→ TASK DESCRIPTION
Copy out each line below exactly as it appears.

→ EXERCISE INPUT

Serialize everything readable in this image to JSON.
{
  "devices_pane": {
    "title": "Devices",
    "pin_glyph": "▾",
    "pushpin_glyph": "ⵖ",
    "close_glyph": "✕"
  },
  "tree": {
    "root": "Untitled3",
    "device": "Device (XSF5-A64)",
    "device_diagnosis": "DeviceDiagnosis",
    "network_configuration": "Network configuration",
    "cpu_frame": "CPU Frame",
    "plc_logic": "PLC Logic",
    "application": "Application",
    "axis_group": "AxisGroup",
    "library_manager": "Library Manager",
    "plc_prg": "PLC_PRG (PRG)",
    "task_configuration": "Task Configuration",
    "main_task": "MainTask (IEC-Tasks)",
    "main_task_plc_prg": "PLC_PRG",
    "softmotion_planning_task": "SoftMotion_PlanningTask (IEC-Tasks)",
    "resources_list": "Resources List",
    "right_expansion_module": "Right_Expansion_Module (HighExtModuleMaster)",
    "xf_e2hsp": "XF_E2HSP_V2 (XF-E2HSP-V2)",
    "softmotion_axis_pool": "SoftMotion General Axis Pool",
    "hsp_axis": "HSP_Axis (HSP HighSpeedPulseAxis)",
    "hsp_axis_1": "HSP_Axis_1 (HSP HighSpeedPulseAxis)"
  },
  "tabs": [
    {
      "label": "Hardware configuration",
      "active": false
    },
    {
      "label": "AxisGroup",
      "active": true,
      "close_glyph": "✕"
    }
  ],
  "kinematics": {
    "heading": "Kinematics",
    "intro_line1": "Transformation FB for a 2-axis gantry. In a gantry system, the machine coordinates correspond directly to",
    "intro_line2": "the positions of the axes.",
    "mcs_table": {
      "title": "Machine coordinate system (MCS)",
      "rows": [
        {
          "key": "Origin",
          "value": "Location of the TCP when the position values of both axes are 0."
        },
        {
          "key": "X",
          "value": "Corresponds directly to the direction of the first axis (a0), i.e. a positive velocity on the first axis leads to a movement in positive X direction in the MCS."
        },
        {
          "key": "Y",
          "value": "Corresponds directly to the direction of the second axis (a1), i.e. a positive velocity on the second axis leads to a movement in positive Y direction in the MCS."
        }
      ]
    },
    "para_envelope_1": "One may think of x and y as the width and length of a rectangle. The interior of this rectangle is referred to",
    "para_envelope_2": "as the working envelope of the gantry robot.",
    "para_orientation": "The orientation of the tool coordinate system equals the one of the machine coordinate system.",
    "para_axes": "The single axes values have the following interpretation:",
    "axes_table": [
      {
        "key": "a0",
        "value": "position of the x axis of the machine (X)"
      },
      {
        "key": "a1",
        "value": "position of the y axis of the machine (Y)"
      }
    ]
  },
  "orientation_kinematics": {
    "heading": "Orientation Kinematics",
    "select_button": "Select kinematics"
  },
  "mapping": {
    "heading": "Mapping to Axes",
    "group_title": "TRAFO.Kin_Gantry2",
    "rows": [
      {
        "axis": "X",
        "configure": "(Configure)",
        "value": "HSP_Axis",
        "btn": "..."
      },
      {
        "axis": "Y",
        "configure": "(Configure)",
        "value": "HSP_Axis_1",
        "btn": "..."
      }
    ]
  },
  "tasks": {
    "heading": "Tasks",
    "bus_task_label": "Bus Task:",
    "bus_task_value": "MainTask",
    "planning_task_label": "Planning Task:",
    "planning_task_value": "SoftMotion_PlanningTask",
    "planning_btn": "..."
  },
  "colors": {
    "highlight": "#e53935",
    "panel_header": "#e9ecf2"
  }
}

→ THE ANSWER
Serialize everything readable in this image to JSON.
{
  "devices_pane": {
    "title": "Devices",
    "pin_glyph": "▾",
    "pushpin_glyph": "ⵖ",
    "close_glyph": "✕"
  },
  "tree": {
    "root": "Untitled3",
    "device": "Device (XSF5-A64)",
    "device_diagnosis": "DeviceDiagnosis",
    "network_configuration": "Network configuration",
    "cpu_frame": "CPU Frame",
    "plc_logic": "PLC Logic",
    "application": "Application",
    "axis_group": "AxisGroup",
    "library_manager": "Library Manager",
    "plc_prg": "PLC_PRG (PRG)",
    "task_configuration": "Task Configuration",
    "main_task": "MainTask (IEC-Tasks)",
    "main_task_plc_prg": "PLC_PRG",
    "softmotion_planning_task": "SoftMotion_PlanningTask (IEC-Tasks)",
    "resources_list": "Resources List",
    "right_expansion_module": "Right_Expansion_Module (HighExtModuleMaster)",
    "xf_e2hsp": "XF_E2HSP_V2 (XF-E2HSP-V2)",
    "softmotion_axis_pool": "SoftMotion General Axis Pool",
    "hsp_axis": "HSP_Axis (HSP HighSpeedPulseAxis)",
    "hsp_axis_1": "HSP_Axis_1 (HSP HighSpeedPulseAxis)"
  },
  "tabs": [
    {
      "label": "Hardware configuration",
      "active": false
    },
    {
      "label": "AxisGroup",
      "active": true,
      "close_glyph": "✕"
    }
  ],
  "kinematics": {
    "heading": "Kinematics",
    "intro_line1": "Transformation FB for a 2-axis gantry. In a gantry system, the machine coordinates correspond directly to",
    "intro_line2": "the positions of the axes.",
    "mcs_table": {
      "title": "Machine coordinate system (MCS)",
      "rows": [
        {
          "key": "Origin",
          "value": "Location of the TCP when the position values of both axes are 0."
        },
        {
          "key": "X",
          "value": "Corresponds directly to the direction of the first axis (a0), i.e. a positive velocity on the first axis leads to a movement in positive X direction in the MCS."
        },
        {
          "key": "Y",
          "value": "Corresponds directly to the direction of the second axis (a1), i.e. a positive velocity on the second axis leads to a movement in positive Y direction in the MCS."
        }
      ]
    },
    "para_envelope_1": "One may think of x and y as the width and length of a rectangle. The interior of this rectangle is referred to",
    "para_envelope_2": "as the working envelope of the gantry robot.",
    "para_orientation": "The orientation of the tool coordinate system equals the one of the machine coordinate system.",
    "para_axes": "The single axes values have the following interpretation:",
    "axes_table": [
      {
        "key": "a0",
        "value": "position of the x axis of the machine (X)"
      },
      {
        "key": "a1",
        "value": "position of the y axis of the machine (Y)"
      }
    ]
  },
  "orientation_kinematics": {
    "heading": "Orientation Kinematics",
    "select_button": "Select kinematics"
  },
  "mapping": {
    "heading": "Mapping to Axes",
    "group_title": "TRAFO.Kin_Gantry2",
    "rows": [
      {
        "axis": "X",
        "configure": "(Configure)",
        "value": "HSP_Axis",
        "btn": "..."
      },
      {
        "axis": "Y",
        "configure": "(Configure)",
        "value": "HSP_Axis_1",
        "btn": "..."
      }
    ]
  },
  "tasks": {
    "heading": "Tasks",
    "bus_task_label": "Bus Task:",
    "bus_task_value": "MainTask",
    "planning_task_label": "Planning Task:",
    "planning_task_value": "SoftMotion_PlanningTask",
    "planning_btn": "..."
  },
  "colors": {
    "highlight": "#e53935",
    "panel_header": "#e9ecf2"
  }
}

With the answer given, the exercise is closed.